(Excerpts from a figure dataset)
━━━

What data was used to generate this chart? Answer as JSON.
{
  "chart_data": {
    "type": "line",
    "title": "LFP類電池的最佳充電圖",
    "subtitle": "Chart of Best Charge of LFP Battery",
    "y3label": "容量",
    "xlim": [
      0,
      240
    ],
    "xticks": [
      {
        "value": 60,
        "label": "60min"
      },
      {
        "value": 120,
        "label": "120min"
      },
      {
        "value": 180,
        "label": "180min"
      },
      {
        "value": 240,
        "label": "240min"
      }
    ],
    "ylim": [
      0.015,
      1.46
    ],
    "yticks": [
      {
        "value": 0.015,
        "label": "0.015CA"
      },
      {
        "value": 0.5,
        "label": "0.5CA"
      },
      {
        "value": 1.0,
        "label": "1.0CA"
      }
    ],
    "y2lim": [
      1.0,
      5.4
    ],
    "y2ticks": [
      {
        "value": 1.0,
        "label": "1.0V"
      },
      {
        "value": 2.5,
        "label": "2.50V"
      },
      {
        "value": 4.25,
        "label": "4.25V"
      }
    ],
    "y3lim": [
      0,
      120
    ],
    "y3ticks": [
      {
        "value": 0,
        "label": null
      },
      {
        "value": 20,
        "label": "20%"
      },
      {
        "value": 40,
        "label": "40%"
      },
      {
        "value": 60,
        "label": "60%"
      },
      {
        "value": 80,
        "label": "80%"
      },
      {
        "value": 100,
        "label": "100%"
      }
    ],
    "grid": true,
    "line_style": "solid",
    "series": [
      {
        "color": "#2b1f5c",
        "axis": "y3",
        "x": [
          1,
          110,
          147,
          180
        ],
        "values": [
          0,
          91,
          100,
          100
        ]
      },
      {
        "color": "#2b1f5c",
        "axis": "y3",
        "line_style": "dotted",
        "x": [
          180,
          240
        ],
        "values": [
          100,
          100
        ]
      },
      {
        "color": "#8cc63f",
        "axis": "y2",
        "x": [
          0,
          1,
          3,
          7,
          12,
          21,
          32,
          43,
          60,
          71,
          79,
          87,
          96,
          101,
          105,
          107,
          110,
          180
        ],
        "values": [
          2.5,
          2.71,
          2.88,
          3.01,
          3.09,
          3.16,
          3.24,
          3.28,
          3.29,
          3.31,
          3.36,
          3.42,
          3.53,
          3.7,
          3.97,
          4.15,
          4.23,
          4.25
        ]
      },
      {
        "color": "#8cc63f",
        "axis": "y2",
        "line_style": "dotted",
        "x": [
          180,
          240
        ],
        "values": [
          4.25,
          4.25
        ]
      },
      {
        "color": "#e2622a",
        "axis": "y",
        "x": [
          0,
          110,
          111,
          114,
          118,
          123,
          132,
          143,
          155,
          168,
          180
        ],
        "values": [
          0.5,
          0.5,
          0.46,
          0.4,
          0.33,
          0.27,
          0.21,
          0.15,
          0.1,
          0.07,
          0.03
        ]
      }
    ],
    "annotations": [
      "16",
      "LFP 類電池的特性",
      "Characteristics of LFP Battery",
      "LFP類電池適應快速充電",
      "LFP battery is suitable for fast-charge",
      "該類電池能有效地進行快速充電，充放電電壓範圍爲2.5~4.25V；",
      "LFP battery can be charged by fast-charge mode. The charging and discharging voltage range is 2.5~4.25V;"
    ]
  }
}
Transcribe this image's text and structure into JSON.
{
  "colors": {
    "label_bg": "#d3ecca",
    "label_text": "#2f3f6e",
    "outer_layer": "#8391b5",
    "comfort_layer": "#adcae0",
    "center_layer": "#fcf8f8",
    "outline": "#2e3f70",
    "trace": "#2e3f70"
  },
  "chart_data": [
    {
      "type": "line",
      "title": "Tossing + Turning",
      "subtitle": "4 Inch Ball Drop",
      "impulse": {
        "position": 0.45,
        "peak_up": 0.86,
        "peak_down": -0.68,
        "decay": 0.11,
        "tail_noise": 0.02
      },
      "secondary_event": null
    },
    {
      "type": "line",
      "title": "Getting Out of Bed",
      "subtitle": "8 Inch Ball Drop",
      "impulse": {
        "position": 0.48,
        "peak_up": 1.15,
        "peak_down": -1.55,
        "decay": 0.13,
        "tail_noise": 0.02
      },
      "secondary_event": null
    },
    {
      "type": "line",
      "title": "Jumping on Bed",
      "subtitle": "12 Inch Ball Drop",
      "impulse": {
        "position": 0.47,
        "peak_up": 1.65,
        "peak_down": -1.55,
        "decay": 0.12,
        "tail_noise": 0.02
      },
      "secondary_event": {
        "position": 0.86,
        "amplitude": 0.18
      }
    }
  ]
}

━━━

## OBJECTIVE
From the listing above, extract every line exactly as it stands.

## TASK RESPONSE
What data was used to generate this chart? Answer as JSON.
{
  "chart_data": {
    "type": "line",
    "title": "LFP類電池的最佳充電圖",
    "subtitle": "Chart of Best Charge of LFP Battery",
    "y3label": "容量",
    "xlim": [
      0,
      240
    ],
    "xticks": [
      {
        "value": 60,
        "label": "60min"
      },
      {
        "value": 120,
        "label": "120min"
      },
      {
        "value": 180,
        "label": "180min"
      },
      {
        "value": 240,
        "label": "240min"
      }
    ],
    "ylim": [
      0.015,
      1.46
    ],
    "yticks": [
      {
        "value": 0.015,
        "label": "0.015CA"
      },
      {
        "value": 0.5,
        "label": "0.5CA"
      },
      {
        "value": 1.0,
        "label": "1.0CA"
      }
    ],
    "y2lim": [
      1.0,
      5.4
    ],
    "y2ticks": [
      {
        "value": 1.0,
        "label": "1.0V"
      },
      {
        "value": 2.5,
        "label": "2.50V"
      },
      {
        "value": 4.25,
        "label": "4.25V"
      }
    ],
    "y3lim": [
      0,
      120
    ],
    "y3ticks": [
      {
        "value": 0,
        "label": null
      },
      {
        "value": 20,
        "label": "20%"
      },
      {
        "value": 40,
        "label": "40%"
      },
      {
        "value": 60,
        "label": "60%"
      },
      {
        "value": 80,
        "label": "80%"
      },
      {
        "value": 100,
        "label": "100%"
      }
    ],
    "grid": true,
    "line_style": "solid",
    "series": [
      {
        "color": "#2b1f5c",
        "axis": "y3",
        "x": [
          1,
          110,
          147,
          180
        ],
        "values": [
          0,
          91,
          100,
          100
        ]
      },
      {
        "color": "#2b1f5c",
        "axis": "y3",
        "line_style": "dotted",
        "x": [
          180,
          240
        ],
        "values": [
          100,
          100
        ]
      },
      {
        "color": "#8cc63f",
        "axis": "y2",
        "x": [
          0,
          1,
          3,
          7,
          12,
          21,
          32,
          43,
          60,
          71,
          79,
          87,
          96,
          101,
          105,
          107,
          110,
          180
        ],
        "values": [
          2.5,
          2.71,
          2.88,
          3.01,
          3.09,
          3.16,
          3.24,
          3.28,
          3.29,
          3.31,
          3.36,
          3.42,
          3.53,
          3.7,
          3.97,
          4.15,
          4.23,
          4.25
        ]
      },
      {
        "color": "#8cc63f",
        "axis": "y2",
        "line_style": "dotted",
        "x": [
          180,
          240
        ],
        "values": [
          4.25,
          4.25
        ]
      },
      {
        "color": "#e2622a",
        "axis": "y",
        "x": [
          0,
          110,
          111,
          114,
          118,
          123,
          132,
          143,
          155,
          168,
          180
        ],
        "values": [
          0.5,
          0.5,
          0.46,
          0.4,
          0.33,
          0.27,
          0.21,
          0.15,
          0.1,
          0.07,
          0.03
        ]
      }
    ],
    "annotations": [
      "16",
      "LFP 類電池的特性",
      "Characteristics of LFP Battery",
      "LFP類電池適應快速充電",
      "LFP battery is suitable for fast-charge",
      "該類電池能有效地進行快速充電，充放電電壓範圍爲2.5~4.25V；",
      "LFP battery can be charged by fast-charge mode. The charging and discharging voltage range is 2.5~4.25V;"
    ]
  }
}
Transcribe this image's text and structure into JSON.
{
  "colors": {
    "label_bg": "#d3ecca",
    "label_text": "#2f3f6e",
    "outer_layer": "#8391b5",
    "comfort_layer": "#adcae0",
    "center_layer": "#fcf8f8",
    "outline": "#2e3f70",
    "trace": "#2e3f70"
  },
  "chart_data": [
    {
      "type": "line",
      "title": "Tossing + Turning",
      "subtitle": "4 Inch Ball Drop",
      "impulse": {
        "position": 0.45,
        "peak_up": 0.86,
        "peak_down": -0.68,
        "decay": 0.11,
        "tail_noise": 0.02
      },
      "secondary_event": null
    },
    {
      "type": "line",
      "title": "Getting Out of Bed",
      "subtitle": "8 Inch Ball Drop",
      "impulse": {
        "position": 0.48,
        "peak_up": 1.15,
        "peak_down": -1.55,
        "decay": 0.13,
        "tail_noise": 0.02
      },
      "secondary_event": null
    },
    {
      "type": "line",
      "title": "Jumping on Bed",
      "subtitle": "12 Inch Ball Drop",
      "impulse": {
        "position": 0.47,
        "peak_up": 1.65,
        "peak_down": -1.55,
        "decay": 0.12,
        "tail_noise": 0.02
      },
      "secondary_event": {
        "position": 0.86,
        "amplitude": 0.18
      }
    }
  ]
}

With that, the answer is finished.